**THE TASK:** Which lines hold the word "text"? Copy each one.

**DATA:**
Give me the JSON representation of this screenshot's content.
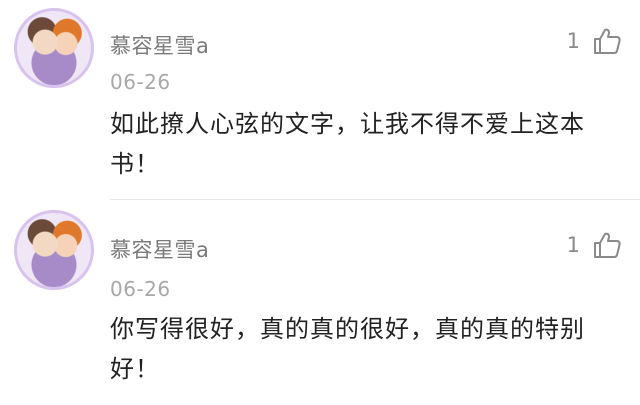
{
  "comments": [
    {
      "username": "慕容星雪a",
      "date": "06-26",
      "text": "如此撩人心弦的文字，让我不得不爱上这本书！",
      "likes": "1",
      "avatar_icon": "anime-avatar",
      "like_icon": "thumbs-up-icon"
    },
    {
      "username": "慕容星雪a",
      "date": "06-26",
      "text": "你写得很好，真的真的很好，真的真的特别好！",
      "likes": "1",
      "avatar_icon": "anime-avatar",
      "like_icon": "thumbs-up-icon"
    }
  ],
  "colors": {
    "username": "#7a7a7a",
    "date": "#a8a8a8",
    "body": "#222222",
    "divider": "#e6e6e6",
    "avatar_border": "#d8c2ee"
  }
}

**OUTPUT OF THE TASK:**
      "text": "如此撩人心弦的文字，让我不得不爱上这本书！",
      "text": "你写得很好，真的真的很好，真的真的特别好！",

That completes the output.